**Given problem**
Skip all pictures, then print the remaining material exactly.

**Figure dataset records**

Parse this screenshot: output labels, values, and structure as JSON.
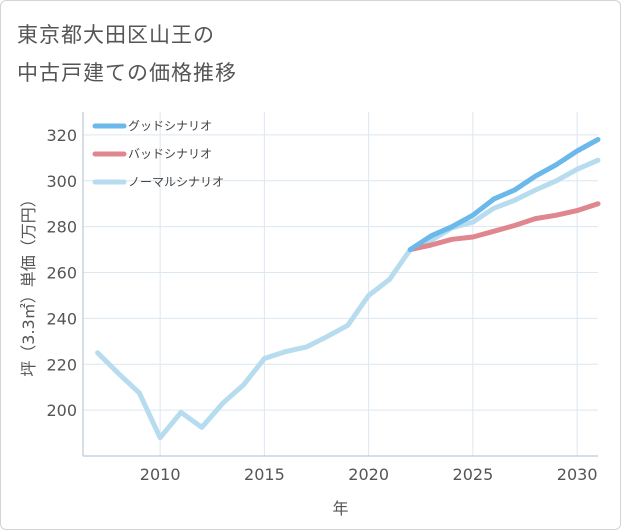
{
  "title": [
    "東京都大田区山王の",
    "中古戸建ての価格推移"
  ],
  "chart_data": {
    "type": "line",
    "xlabel": "年",
    "ylabel": "坪（3.3㎡）単価（万円）",
    "xlim": [
      2006.3,
      2031
    ],
    "ylim": [
      180,
      330
    ],
    "x_ticks": [
      2010,
      2015,
      2020,
      2025,
      2030
    ],
    "y_ticks": [
      200,
      220,
      240,
      260,
      280,
      300,
      320
    ],
    "grid": true,
    "legend_position": "top-left",
    "series": [
      {
        "name": "グッドシナリオ",
        "color": "#6bb8ea",
        "x": [
          2022,
          2023,
          2024,
          2025,
          2026,
          2027,
          2028,
          2029,
          2030,
          2031
        ],
        "values": [
          270,
          276,
          280,
          285,
          292,
          296,
          302,
          307,
          313,
          318
        ]
      },
      {
        "name": "バッドシナリオ",
        "color": "#e0868f",
        "x": [
          2022,
          2023,
          2024,
          2025,
          2026,
          2027,
          2028,
          2029,
          2030,
          2031
        ],
        "values": [
          270,
          272,
          274.5,
          275.5,
          278,
          280.5,
          283.5,
          285,
          287,
          290
        ]
      },
      {
        "name": "ノーマルシナリオ",
        "color": "#b8dcef",
        "x": [
          2007,
          2008,
          2009,
          2010,
          2011,
          2012,
          2013,
          2014,
          2015,
          2016,
          2017,
          2018,
          2019,
          2020,
          2021,
          2022,
          2023,
          2024,
          2025,
          2026,
          2027,
          2028,
          2029,
          2030,
          2031
        ],
        "values": [
          225,
          216,
          207.5,
          188,
          199,
          192.5,
          203,
          211,
          222.5,
          225.5,
          227.5,
          232,
          237,
          250,
          257,
          270,
          274,
          279.5,
          282,
          288,
          291.5,
          296,
          300,
          305,
          309
        ]
      }
    ]
  }
}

**Task output**
Parse this screenshot: output labels, values, and structure as JSON.
{
  "title": [
    "東京都大田区山王の",
    "中古戸建ての価格推移"
  ],
  "chart_data": {
    "type": "line",
    "xlabel": "年",
    "ylabel": "坪（3.3㎡）単価（万円）",
    "xlim": [
      2006.3,
      2031
    ],
    "ylim": [
      180,
      330
    ],
    "x_ticks": [
      2010,
      2015,
      2020,
      2025,
      2030
    ],
    "y_ticks": [
      200,
      220,
      240,
      260,
      280,
      300,
      320
    ],
    "grid": true,
    "legend_position": "top-left",
    "series": [
      {
        "name": "グッドシナリオ",
        "color": "#6bb8ea",
        "x": [
          2022,
          2023,
          2024,
          2025,
          2026,
          2027,
          2028,
          2029,
          2030,
          2031
        ],
        "values": [
          270,
          276,
          280,
          285,
          292,
          296,
          302,
          307,
          313,
          318
        ]
      },
      {
        "name": "バッドシナリオ",
        "color": "#e0868f",
        "x": [
          2022,
          2023,
          2024,
          2025,
          2026,
          2027,
          2028,
          2029,
          2030,
          2031
        ],
        "values": [
          270,
          272,
          274.5,
          275.5,
          278,
          280.5,
          283.5,
          285,
          287,
          290
        ]
      },
      {
        "name": "ノーマルシナリオ",
        "color": "#b8dcef",
        "x": [
          2007,
          2008,
          2009,
          2010,
          2011,
          2012,
          2013,
          2014,
          2015,
          2016,
          2017,
          2018,
          2019,
          2020,
          2021,
          2022,
          2023,
          2024,
          2025,
          2026,
          2027,
          2028,
          2029,
          2030,
          2031
        ],
        "values": [
          225,
          216,
          207.5,
          188,
          199,
          192.5,
          203,
          211,
          222.5,
          225.5,
          227.5,
          232,
          237,
          250,
          257,
          270,
          274,
          279.5,
          282,
          288,
          291.5,
          296,
          300,
          305,
          309
        ]
      }
    ]
  }
}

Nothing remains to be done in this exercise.